### Dataset listings of figures
---

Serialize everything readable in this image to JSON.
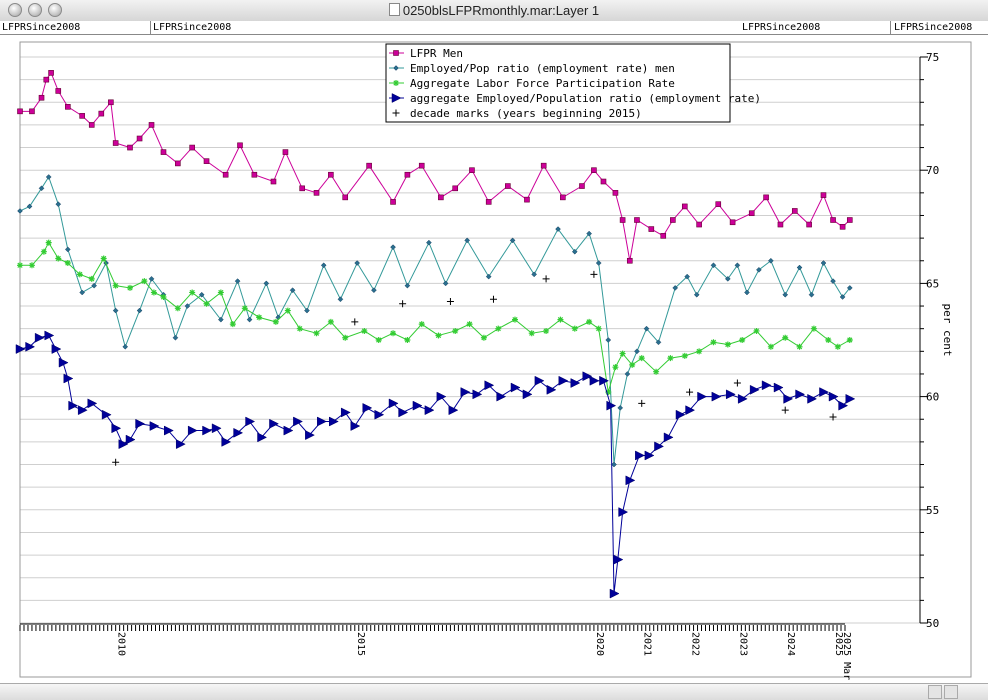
{
  "window": {
    "title": "0250blsLFPRmonthly.mar:Layer 1"
  },
  "tabs": [
    "LFPRSince2008",
    "LFPRSince2008",
    "LFPRSince2008",
    "LFPRSince2008"
  ],
  "chart_data": {
    "type": "line",
    "title": "",
    "xlabel": "",
    "ylabel": "per cent",
    "ylim": [
      50,
      75
    ],
    "yticks": [
      50,
      55,
      60,
      65,
      70,
      75
    ],
    "x_tick_labels": [
      "2010",
      "2015",
      "2020",
      "2021",
      "2022",
      "2023",
      "2024",
      "2025",
      "2025 Mar"
    ],
    "grid": true,
    "legend_position": "top-center",
    "series": [
      {
        "name": "LFPR Men",
        "color": "#cc0099",
        "marker": "square",
        "points": [
          [
            2008.0,
            72.6
          ],
          [
            2008.25,
            72.6
          ],
          [
            2008.45,
            73.2
          ],
          [
            2008.55,
            74.0
          ],
          [
            2008.65,
            74.3
          ],
          [
            2008.8,
            73.5
          ],
          [
            2009.0,
            72.8
          ],
          [
            2009.3,
            72.4
          ],
          [
            2009.5,
            72.0
          ],
          [
            2009.7,
            72.5
          ],
          [
            2009.9,
            73.0
          ],
          [
            2010.0,
            71.2
          ],
          [
            2010.3,
            71.0
          ],
          [
            2010.5,
            71.4
          ],
          [
            2010.75,
            72.0
          ],
          [
            2011.0,
            70.8
          ],
          [
            2011.3,
            70.3
          ],
          [
            2011.6,
            71.0
          ],
          [
            2011.9,
            70.4
          ],
          [
            2012.3,
            69.8
          ],
          [
            2012.6,
            71.1
          ],
          [
            2012.9,
            69.8
          ],
          [
            2013.3,
            69.5
          ],
          [
            2013.55,
            70.8
          ],
          [
            2013.9,
            69.2
          ],
          [
            2014.2,
            69.0
          ],
          [
            2014.5,
            69.8
          ],
          [
            2014.8,
            68.8
          ],
          [
            2015.3,
            70.2
          ],
          [
            2015.8,
            68.6
          ],
          [
            2016.1,
            69.8
          ],
          [
            2016.4,
            70.2
          ],
          [
            2016.8,
            68.8
          ],
          [
            2017.1,
            69.2
          ],
          [
            2017.45,
            70.0
          ],
          [
            2017.8,
            68.6
          ],
          [
            2018.2,
            69.3
          ],
          [
            2018.6,
            68.7
          ],
          [
            2018.95,
            70.2
          ],
          [
            2019.35,
            68.8
          ],
          [
            2019.75,
            69.3
          ],
          [
            2020.0,
            70.0
          ],
          [
            2020.2,
            69.5
          ],
          [
            2020.45,
            69.0
          ],
          [
            2020.6,
            67.8
          ],
          [
            2020.75,
            66.0
          ],
          [
            2020.9,
            67.8
          ],
          [
            2021.2,
            67.4
          ],
          [
            2021.45,
            67.1
          ],
          [
            2021.65,
            67.8
          ],
          [
            2021.9,
            68.4
          ],
          [
            2022.2,
            67.6
          ],
          [
            2022.6,
            68.5
          ],
          [
            2022.9,
            67.7
          ],
          [
            2023.3,
            68.1
          ],
          [
            2023.6,
            68.8
          ],
          [
            2023.9,
            67.6
          ],
          [
            2024.2,
            68.2
          ],
          [
            2024.5,
            67.6
          ],
          [
            2024.8,
            68.9
          ],
          [
            2025.0,
            67.8
          ],
          [
            2025.2,
            67.5
          ],
          [
            2025.35,
            67.8
          ]
        ]
      },
      {
        "name": "Employed/Pop ratio (employment rate) men",
        "color": "#339999",
        "marker": "diamond",
        "points": [
          [
            2008.0,
            68.2
          ],
          [
            2008.2,
            68.4
          ],
          [
            2008.45,
            69.2
          ],
          [
            2008.6,
            69.7
          ],
          [
            2008.8,
            68.5
          ],
          [
            2009.0,
            66.5
          ],
          [
            2009.3,
            64.6
          ],
          [
            2009.55,
            64.9
          ],
          [
            2009.8,
            65.9
          ],
          [
            2010.0,
            63.8
          ],
          [
            2010.2,
            62.2
          ],
          [
            2010.5,
            63.8
          ],
          [
            2010.75,
            65.2
          ],
          [
            2011.0,
            64.5
          ],
          [
            2011.25,
            62.6
          ],
          [
            2011.5,
            64.0
          ],
          [
            2011.8,
            64.5
          ],
          [
            2012.2,
            63.4
          ],
          [
            2012.55,
            65.1
          ],
          [
            2012.8,
            63.4
          ],
          [
            2013.15,
            65.0
          ],
          [
            2013.4,
            63.5
          ],
          [
            2013.7,
            64.7
          ],
          [
            2014.0,
            63.8
          ],
          [
            2014.35,
            65.8
          ],
          [
            2014.7,
            64.3
          ],
          [
            2015.05,
            65.9
          ],
          [
            2015.4,
            64.7
          ],
          [
            2015.8,
            66.6
          ],
          [
            2016.1,
            64.9
          ],
          [
            2016.55,
            66.8
          ],
          [
            2016.9,
            65.0
          ],
          [
            2017.35,
            66.9
          ],
          [
            2017.8,
            65.3
          ],
          [
            2018.3,
            66.9
          ],
          [
            2018.75,
            65.4
          ],
          [
            2019.25,
            67.4
          ],
          [
            2019.6,
            66.4
          ],
          [
            2019.9,
            67.2
          ],
          [
            2020.1,
            65.9
          ],
          [
            2020.3,
            62.5
          ],
          [
            2020.42,
            57.0
          ],
          [
            2020.55,
            59.5
          ],
          [
            2020.7,
            61.0
          ],
          [
            2020.9,
            62.0
          ],
          [
            2021.1,
            63.0
          ],
          [
            2021.35,
            62.4
          ],
          [
            2021.7,
            64.8
          ],
          [
            2021.95,
            65.3
          ],
          [
            2022.15,
            64.5
          ],
          [
            2022.5,
            65.8
          ],
          [
            2022.8,
            65.2
          ],
          [
            2023.0,
            65.8
          ],
          [
            2023.2,
            64.6
          ],
          [
            2023.45,
            65.6
          ],
          [
            2023.7,
            66.0
          ],
          [
            2024.0,
            64.5
          ],
          [
            2024.3,
            65.7
          ],
          [
            2024.55,
            64.5
          ],
          [
            2024.8,
            65.9
          ],
          [
            2025.0,
            65.1
          ],
          [
            2025.2,
            64.4
          ],
          [
            2025.35,
            64.8
          ]
        ]
      },
      {
        "name": "Aggregate Labor Force Participation Rate",
        "color": "#33cc33",
        "marker": "asterisk",
        "points": [
          [
            2008.0,
            65.8
          ],
          [
            2008.25,
            65.8
          ],
          [
            2008.5,
            66.4
          ],
          [
            2008.6,
            66.8
          ],
          [
            2008.8,
            66.1
          ],
          [
            2009.0,
            65.9
          ],
          [
            2009.25,
            65.4
          ],
          [
            2009.5,
            65.2
          ],
          [
            2009.75,
            66.1
          ],
          [
            2010.0,
            64.9
          ],
          [
            2010.3,
            64.8
          ],
          [
            2010.6,
            65.1
          ],
          [
            2010.8,
            64.6
          ],
          [
            2011.0,
            64.4
          ],
          [
            2011.3,
            63.9
          ],
          [
            2011.6,
            64.6
          ],
          [
            2011.9,
            64.1
          ],
          [
            2012.2,
            64.6
          ],
          [
            2012.45,
            63.2
          ],
          [
            2012.7,
            63.9
          ],
          [
            2013.0,
            63.5
          ],
          [
            2013.35,
            63.3
          ],
          [
            2013.6,
            63.8
          ],
          [
            2013.85,
            63.0
          ],
          [
            2014.2,
            62.8
          ],
          [
            2014.5,
            63.3
          ],
          [
            2014.8,
            62.6
          ],
          [
            2015.2,
            62.9
          ],
          [
            2015.5,
            62.5
          ],
          [
            2015.8,
            62.8
          ],
          [
            2016.1,
            62.5
          ],
          [
            2016.4,
            63.2
          ],
          [
            2016.75,
            62.7
          ],
          [
            2017.1,
            62.9
          ],
          [
            2017.4,
            63.2
          ],
          [
            2017.7,
            62.6
          ],
          [
            2018.0,
            63.0
          ],
          [
            2018.35,
            63.4
          ],
          [
            2018.7,
            62.8
          ],
          [
            2019.0,
            62.9
          ],
          [
            2019.3,
            63.4
          ],
          [
            2019.6,
            63.0
          ],
          [
            2019.9,
            63.3
          ],
          [
            2020.1,
            63.0
          ],
          [
            2020.3,
            60.2
          ],
          [
            2020.45,
            61.3
          ],
          [
            2020.6,
            61.9
          ],
          [
            2020.8,
            61.4
          ],
          [
            2021.0,
            61.7
          ],
          [
            2021.3,
            61.1
          ],
          [
            2021.6,
            61.7
          ],
          [
            2021.9,
            61.8
          ],
          [
            2022.2,
            62.0
          ],
          [
            2022.5,
            62.4
          ],
          [
            2022.8,
            62.3
          ],
          [
            2023.1,
            62.5
          ],
          [
            2023.4,
            62.9
          ],
          [
            2023.7,
            62.2
          ],
          [
            2024.0,
            62.6
          ],
          [
            2024.3,
            62.2
          ],
          [
            2024.6,
            63.0
          ],
          [
            2024.9,
            62.5
          ],
          [
            2025.1,
            62.2
          ],
          [
            2025.35,
            62.5
          ]
        ]
      },
      {
        "name": "aggregate Employed/Population ratio (employment rate)",
        "color": "#000099",
        "marker": "triangle-right",
        "points": [
          [
            2008.0,
            62.1
          ],
          [
            2008.2,
            62.2
          ],
          [
            2008.4,
            62.6
          ],
          [
            2008.6,
            62.7
          ],
          [
            2008.75,
            62.1
          ],
          [
            2008.9,
            61.5
          ],
          [
            2009.0,
            60.8
          ],
          [
            2009.1,
            59.6
          ],
          [
            2009.3,
            59.4
          ],
          [
            2009.5,
            59.7
          ],
          [
            2009.8,
            59.2
          ],
          [
            2010.0,
            58.6
          ],
          [
            2010.15,
            57.9
          ],
          [
            2010.3,
            58.1
          ],
          [
            2010.5,
            58.8
          ],
          [
            2010.8,
            58.7
          ],
          [
            2011.1,
            58.5
          ],
          [
            2011.35,
            57.9
          ],
          [
            2011.6,
            58.5
          ],
          [
            2011.9,
            58.5
          ],
          [
            2012.1,
            58.6
          ],
          [
            2012.3,
            58.0
          ],
          [
            2012.55,
            58.4
          ],
          [
            2012.8,
            58.9
          ],
          [
            2013.05,
            58.2
          ],
          [
            2013.3,
            58.8
          ],
          [
            2013.6,
            58.5
          ],
          [
            2013.8,
            58.9
          ],
          [
            2014.05,
            58.3
          ],
          [
            2014.3,
            58.9
          ],
          [
            2014.55,
            58.9
          ],
          [
            2014.8,
            59.3
          ],
          [
            2015.0,
            58.7
          ],
          [
            2015.25,
            59.5
          ],
          [
            2015.5,
            59.2
          ],
          [
            2015.8,
            59.7
          ],
          [
            2016.0,
            59.3
          ],
          [
            2016.3,
            59.6
          ],
          [
            2016.55,
            59.4
          ],
          [
            2016.8,
            60.0
          ],
          [
            2017.05,
            59.4
          ],
          [
            2017.3,
            60.2
          ],
          [
            2017.55,
            60.1
          ],
          [
            2017.8,
            60.5
          ],
          [
            2018.05,
            60.0
          ],
          [
            2018.35,
            60.4
          ],
          [
            2018.6,
            60.1
          ],
          [
            2018.85,
            60.7
          ],
          [
            2019.1,
            60.3
          ],
          [
            2019.35,
            60.7
          ],
          [
            2019.6,
            60.6
          ],
          [
            2019.85,
            60.9
          ],
          [
            2020.0,
            60.7
          ],
          [
            2020.2,
            60.7
          ],
          [
            2020.35,
            59.6
          ],
          [
            2020.42,
            51.3
          ],
          [
            2020.5,
            52.8
          ],
          [
            2020.6,
            54.9
          ],
          [
            2020.75,
            56.3
          ],
          [
            2020.95,
            57.4
          ],
          [
            2021.15,
            57.4
          ],
          [
            2021.35,
            57.8
          ],
          [
            2021.55,
            58.2
          ],
          [
            2021.8,
            59.2
          ],
          [
            2022.0,
            59.4
          ],
          [
            2022.25,
            60.0
          ],
          [
            2022.55,
            60.0
          ],
          [
            2022.85,
            60.1
          ],
          [
            2023.1,
            59.9
          ],
          [
            2023.35,
            60.3
          ],
          [
            2023.6,
            60.5
          ],
          [
            2023.85,
            60.4
          ],
          [
            2024.05,
            59.9
          ],
          [
            2024.3,
            60.1
          ],
          [
            2024.55,
            59.9
          ],
          [
            2024.8,
            60.2
          ],
          [
            2025.0,
            60.0
          ],
          [
            2025.2,
            59.6
          ],
          [
            2025.35,
            59.9
          ]
        ]
      },
      {
        "name": "decade marks (years beginning 2015)",
        "color": "#000000",
        "marker": "plus",
        "points": [
          [
            2010.0,
            57.1
          ],
          [
            2015.0,
            63.3
          ],
          [
            2016.0,
            64.1
          ],
          [
            2017.0,
            64.2
          ],
          [
            2017.9,
            64.3
          ],
          [
            2019.0,
            65.2
          ],
          [
            2020.0,
            65.4
          ],
          [
            2021.0,
            59.7
          ],
          [
            2022.0,
            60.2
          ],
          [
            2023.0,
            60.6
          ],
          [
            2024.0,
            59.4
          ],
          [
            2025.0,
            59.1
          ]
        ]
      }
    ]
  }
}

---

### SHORT TASK
Which lines in the listing above hold the word "name"? Show each of them.

### FINISHED ANSWER
        "name": "LFPR Men",
        "name": "Employed/Pop ratio (employment rate) men",
        "name": "Aggregate Labor Force Participation Rate",
        "name": "aggregate Employed/Population ratio (employment rate)",
        "name": "decade marks (years beginning 2015)",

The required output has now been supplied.